### Exercise directions:
Extract every line where the string "Accept" appears.

### Dataset records:

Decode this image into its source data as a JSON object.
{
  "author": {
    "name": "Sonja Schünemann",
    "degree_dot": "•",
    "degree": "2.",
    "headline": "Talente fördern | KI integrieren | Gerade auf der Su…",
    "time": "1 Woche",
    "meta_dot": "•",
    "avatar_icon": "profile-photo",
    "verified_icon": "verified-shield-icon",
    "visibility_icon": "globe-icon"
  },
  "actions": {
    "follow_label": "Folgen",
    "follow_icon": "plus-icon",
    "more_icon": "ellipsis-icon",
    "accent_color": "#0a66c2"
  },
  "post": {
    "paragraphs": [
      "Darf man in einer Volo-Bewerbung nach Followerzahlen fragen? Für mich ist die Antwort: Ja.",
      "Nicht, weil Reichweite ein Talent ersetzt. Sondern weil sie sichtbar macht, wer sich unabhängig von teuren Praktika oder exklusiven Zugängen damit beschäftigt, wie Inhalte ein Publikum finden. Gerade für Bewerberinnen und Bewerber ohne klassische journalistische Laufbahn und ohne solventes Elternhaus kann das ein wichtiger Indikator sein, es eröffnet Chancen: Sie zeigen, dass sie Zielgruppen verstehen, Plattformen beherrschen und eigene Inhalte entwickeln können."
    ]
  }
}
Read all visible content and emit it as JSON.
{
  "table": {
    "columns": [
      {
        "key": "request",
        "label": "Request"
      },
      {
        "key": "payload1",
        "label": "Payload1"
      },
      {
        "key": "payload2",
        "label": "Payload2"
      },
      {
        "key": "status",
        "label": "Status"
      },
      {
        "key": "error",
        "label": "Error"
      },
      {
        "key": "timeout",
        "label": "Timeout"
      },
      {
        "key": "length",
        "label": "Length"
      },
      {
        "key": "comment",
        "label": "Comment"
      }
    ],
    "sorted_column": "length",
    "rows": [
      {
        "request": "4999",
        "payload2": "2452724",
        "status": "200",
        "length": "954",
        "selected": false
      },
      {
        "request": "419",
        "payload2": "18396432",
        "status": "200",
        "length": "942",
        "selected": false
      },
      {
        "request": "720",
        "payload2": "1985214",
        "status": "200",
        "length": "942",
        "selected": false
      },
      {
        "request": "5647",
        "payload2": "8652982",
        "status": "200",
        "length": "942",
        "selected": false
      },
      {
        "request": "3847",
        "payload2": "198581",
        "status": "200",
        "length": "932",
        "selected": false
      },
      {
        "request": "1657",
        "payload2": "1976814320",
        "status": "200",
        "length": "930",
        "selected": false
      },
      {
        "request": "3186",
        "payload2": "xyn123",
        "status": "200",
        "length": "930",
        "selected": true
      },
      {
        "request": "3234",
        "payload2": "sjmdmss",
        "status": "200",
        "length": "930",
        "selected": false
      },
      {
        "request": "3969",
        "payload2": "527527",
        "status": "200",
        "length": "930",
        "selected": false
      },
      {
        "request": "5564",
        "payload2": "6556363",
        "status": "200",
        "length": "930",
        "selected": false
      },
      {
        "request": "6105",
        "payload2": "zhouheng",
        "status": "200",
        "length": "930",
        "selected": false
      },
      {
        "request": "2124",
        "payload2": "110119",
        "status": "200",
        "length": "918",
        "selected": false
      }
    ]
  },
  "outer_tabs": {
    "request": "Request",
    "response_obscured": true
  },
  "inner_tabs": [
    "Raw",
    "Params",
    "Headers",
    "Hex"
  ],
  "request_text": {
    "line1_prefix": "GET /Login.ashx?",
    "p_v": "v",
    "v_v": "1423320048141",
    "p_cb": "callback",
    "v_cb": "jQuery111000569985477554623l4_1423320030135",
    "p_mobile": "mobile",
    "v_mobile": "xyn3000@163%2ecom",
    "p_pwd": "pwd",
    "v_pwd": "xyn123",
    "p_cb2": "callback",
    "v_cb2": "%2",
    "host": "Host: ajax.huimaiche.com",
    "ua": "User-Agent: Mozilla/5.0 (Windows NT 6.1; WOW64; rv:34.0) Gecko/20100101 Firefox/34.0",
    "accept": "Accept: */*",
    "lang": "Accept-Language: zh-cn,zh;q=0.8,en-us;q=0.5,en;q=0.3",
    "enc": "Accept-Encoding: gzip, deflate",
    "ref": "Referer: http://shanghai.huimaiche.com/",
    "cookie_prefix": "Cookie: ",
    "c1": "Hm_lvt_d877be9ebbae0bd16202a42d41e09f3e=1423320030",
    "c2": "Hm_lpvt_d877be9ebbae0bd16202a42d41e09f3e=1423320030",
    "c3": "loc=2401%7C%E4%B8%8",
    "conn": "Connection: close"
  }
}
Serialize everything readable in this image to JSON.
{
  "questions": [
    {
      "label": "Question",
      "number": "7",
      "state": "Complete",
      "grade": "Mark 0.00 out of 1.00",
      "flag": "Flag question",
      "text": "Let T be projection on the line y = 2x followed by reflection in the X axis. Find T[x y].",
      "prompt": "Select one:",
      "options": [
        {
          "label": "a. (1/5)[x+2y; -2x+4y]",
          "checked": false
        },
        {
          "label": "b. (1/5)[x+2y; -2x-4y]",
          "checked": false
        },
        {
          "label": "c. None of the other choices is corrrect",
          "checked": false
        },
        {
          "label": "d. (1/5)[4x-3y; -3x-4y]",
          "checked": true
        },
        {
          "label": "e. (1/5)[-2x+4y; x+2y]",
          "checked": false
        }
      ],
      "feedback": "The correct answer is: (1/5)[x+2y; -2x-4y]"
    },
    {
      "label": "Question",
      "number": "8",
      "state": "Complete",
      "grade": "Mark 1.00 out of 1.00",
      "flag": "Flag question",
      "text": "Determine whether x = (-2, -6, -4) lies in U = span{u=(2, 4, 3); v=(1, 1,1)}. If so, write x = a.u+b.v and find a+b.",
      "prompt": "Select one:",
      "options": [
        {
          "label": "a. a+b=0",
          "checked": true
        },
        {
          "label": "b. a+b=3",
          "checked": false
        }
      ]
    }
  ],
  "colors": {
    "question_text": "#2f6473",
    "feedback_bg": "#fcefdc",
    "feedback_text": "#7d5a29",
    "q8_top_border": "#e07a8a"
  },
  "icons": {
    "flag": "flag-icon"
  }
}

### Right answer:
    "accept": "Accept: */*",
    "lang": "Accept-Language: zh-cn,zh;q=0.8,en-us;q=0.5,en;q=0.3",
    "enc": "Accept-Encoding: gzip, deflate",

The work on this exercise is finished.